(Dataset items)

※

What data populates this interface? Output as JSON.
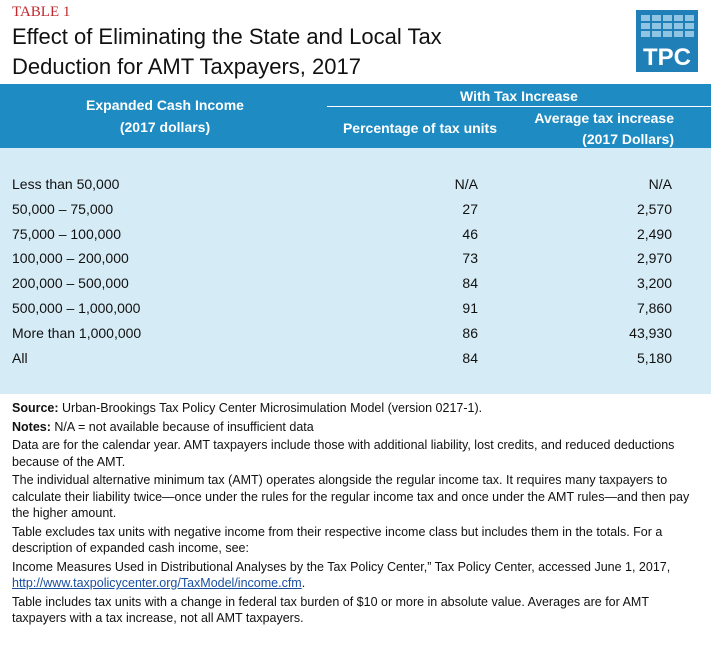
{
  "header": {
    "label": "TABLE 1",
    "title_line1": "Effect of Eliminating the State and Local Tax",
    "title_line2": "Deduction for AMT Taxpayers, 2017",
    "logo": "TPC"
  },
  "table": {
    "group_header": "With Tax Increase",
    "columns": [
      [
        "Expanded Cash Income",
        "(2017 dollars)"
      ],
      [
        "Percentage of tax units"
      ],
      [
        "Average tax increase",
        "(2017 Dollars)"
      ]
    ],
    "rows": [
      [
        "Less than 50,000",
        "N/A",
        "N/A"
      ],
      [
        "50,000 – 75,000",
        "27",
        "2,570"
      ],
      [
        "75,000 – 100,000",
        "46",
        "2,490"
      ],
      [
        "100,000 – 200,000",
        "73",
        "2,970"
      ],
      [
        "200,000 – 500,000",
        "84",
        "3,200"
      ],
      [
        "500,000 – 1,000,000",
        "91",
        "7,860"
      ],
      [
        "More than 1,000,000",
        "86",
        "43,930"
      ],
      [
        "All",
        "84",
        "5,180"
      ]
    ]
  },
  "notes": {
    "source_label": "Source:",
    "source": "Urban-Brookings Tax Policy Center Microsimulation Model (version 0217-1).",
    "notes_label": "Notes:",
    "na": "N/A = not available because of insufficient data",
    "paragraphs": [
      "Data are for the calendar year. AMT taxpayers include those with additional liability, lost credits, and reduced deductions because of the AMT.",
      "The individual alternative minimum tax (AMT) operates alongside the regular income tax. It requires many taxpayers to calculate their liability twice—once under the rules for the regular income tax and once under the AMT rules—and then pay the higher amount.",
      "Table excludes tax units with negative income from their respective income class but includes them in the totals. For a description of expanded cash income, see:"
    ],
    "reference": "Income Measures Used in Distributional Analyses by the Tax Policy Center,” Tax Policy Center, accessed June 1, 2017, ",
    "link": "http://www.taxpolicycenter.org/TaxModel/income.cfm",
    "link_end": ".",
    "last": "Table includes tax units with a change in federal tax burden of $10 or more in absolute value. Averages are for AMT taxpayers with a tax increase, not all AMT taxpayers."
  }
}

※

§ **TASK OBJECTIVE**:
Leaving all pictures aside, quote each record exactly.

§ **WRITTEN RESPONSE**:
What data populates this interface? Output as JSON.
{
  "header": {
    "label": "TABLE 1",
    "title_line1": "Effect of Eliminating the State and Local Tax",
    "title_line2": "Deduction for AMT Taxpayers, 2017",
    "logo": "TPC"
  },
  "table": {
    "group_header": "With Tax Increase",
    "columns": [
      [
        "Expanded Cash Income",
        "(2017 dollars)"
      ],
      [
        "Percentage of tax units"
      ],
      [
        "Average tax increase",
        "(2017 Dollars)"
      ]
    ],
    "rows": [
      [
        "Less than 50,000",
        "N/A",
        "N/A"
      ],
      [
        "50,000 – 75,000",
        "27",
        "2,570"
      ],
      [
        "75,000 – 100,000",
        "46",
        "2,490"
      ],
      [
        "100,000 – 200,000",
        "73",
        "2,970"
      ],
      [
        "200,000 – 500,000",
        "84",
        "3,200"
      ],
      [
        "500,000 – 1,000,000",
        "91",
        "7,860"
      ],
      [
        "More than 1,000,000",
        "86",
        "43,930"
      ],
      [
        "All",
        "84",
        "5,180"
      ]
    ]
  },
  "notes": {
    "source_label": "Source:",
    "source": "Urban-Brookings Tax Policy Center Microsimulation Model (version 0217-1).",
    "notes_label": "Notes:",
    "na": "N/A = not available because of insufficient data",
    "paragraphs": [
      "Data are for the calendar year. AMT taxpayers include those with additional liability, lost credits, and reduced deductions because of the AMT.",
      "The individual alternative minimum tax (AMT) operates alongside the regular income tax. It requires many taxpayers to calculate their liability twice—once under the rules for the regular income tax and once under the AMT rules—and then pay the higher amount.",
      "Table excludes tax units with negative income from their respective income class but includes them in the totals. For a description of expanded cash income, see:"
    ],
    "reference": "Income Measures Used in Distributional Analyses by the Tax Policy Center,” Tax Policy Center, accessed June 1, 2017, ",
    "link": "http://www.taxpolicycenter.org/TaxModel/income.cfm",
    "link_end": ".",
    "last": "Table includes tax units with a change in federal tax burden of $10 or more in absolute value. Averages are for AMT taxpayers with a tax increase, not all AMT taxpayers."
  }
}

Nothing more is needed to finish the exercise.